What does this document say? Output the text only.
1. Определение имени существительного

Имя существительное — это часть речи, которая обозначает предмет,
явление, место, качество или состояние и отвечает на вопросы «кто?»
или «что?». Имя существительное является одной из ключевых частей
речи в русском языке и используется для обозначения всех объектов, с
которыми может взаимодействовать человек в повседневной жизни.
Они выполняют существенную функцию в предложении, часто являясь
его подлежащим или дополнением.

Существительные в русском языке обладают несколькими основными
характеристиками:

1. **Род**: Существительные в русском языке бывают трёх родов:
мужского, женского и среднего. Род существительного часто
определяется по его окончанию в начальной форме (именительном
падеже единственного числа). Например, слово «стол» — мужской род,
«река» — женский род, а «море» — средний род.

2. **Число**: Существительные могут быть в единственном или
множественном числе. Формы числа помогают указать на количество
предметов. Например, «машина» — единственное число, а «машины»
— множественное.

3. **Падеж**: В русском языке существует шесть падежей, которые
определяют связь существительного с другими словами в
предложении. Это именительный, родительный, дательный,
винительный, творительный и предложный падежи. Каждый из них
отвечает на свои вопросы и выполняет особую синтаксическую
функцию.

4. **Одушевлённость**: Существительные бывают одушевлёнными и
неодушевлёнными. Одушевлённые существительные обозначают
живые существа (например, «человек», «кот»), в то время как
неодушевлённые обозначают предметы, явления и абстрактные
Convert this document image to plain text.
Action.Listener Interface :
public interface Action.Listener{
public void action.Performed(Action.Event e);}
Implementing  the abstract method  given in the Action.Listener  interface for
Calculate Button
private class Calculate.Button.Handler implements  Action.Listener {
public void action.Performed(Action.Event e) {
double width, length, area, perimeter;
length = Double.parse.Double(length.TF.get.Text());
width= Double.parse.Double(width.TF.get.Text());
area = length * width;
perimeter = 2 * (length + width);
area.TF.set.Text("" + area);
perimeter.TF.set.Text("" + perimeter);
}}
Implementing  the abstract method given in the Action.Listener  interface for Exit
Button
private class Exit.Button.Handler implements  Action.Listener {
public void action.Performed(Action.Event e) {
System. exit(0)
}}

____________

• **OBJECTIVE**: Retype the entries exactly, including every line.

• **EXERCISE ANSWER**:
What does this document say? Output the text only.
1. Определение имени существительного

Имя существительное — это часть речи, которая обозначает предмет,
явление, место, качество или состояние и отвечает на вопросы «кто?»
или «что?». Имя существительное является одной из ключевых частей
речи в русском языке и используется для обозначения всех объектов, с
которыми может взаимодействовать человек в повседневной жизни.
Они выполняют существенную функцию в предложении, часто являясь
его подлежащим или дополнением.

Существительные в русском языке обладают несколькими основными
характеристиками:

1. **Род**: Существительные в русском языке бывают трёх родов:
мужского, женского и среднего. Род существительного часто
определяется по его окончанию в начальной форме (именительном
падеже единственного числа). Например, слово «стол» — мужской род,
«река» — женский род, а «море» — средний род.

2. **Число**: Существительные могут быть в единственном или
множественном числе. Формы числа помогают указать на количество
предметов. Например, «машина» — единственное число, а «машины»
— множественное.

3. **Падеж**: В русском языке существует шесть падежей, которые
определяют связь существительного с другими словами в
предложении. Это именительный, родительный, дательный,
винительный, творительный и предложный падежи. Каждый из них
отвечает на свои вопросы и выполняет особую синтаксическую
функцию.

4. **Одушевлённость**: Существительные бывают одушевлёнными и
неодушевлёнными. Одушевлённые существительные обозначают
живые существа (например, «человек», «кот»), в то время как
неодушевлённые обозначают предметы, явления и абстрактные
Convert this document image to plain text.
Action.Listener Interface :
public interface Action.Listener{
public void action.Performed(Action.Event e);}
Implementing  the abstract method  given in the Action.Listener  interface for
Calculate Button
private class Calculate.Button.Handler implements  Action.Listener {
public void action.Performed(Action.Event e) {
double width, length, area, perimeter;
length = Double.parse.Double(length.TF.get.Text());
width= Double.parse.Double(width.TF.get.Text());
area = length * width;
perimeter = 2 * (length + width);
area.TF.set.Text("" + area);
perimeter.TF.set.Text("" + perimeter);
}}
Implementing  the abstract method given in the Action.Listener  interface for Exit
Button
private class Exit.Button.Handler implements  Action.Listener {
public void action.Performed(Action.Event e) {
System. exit(0)
}}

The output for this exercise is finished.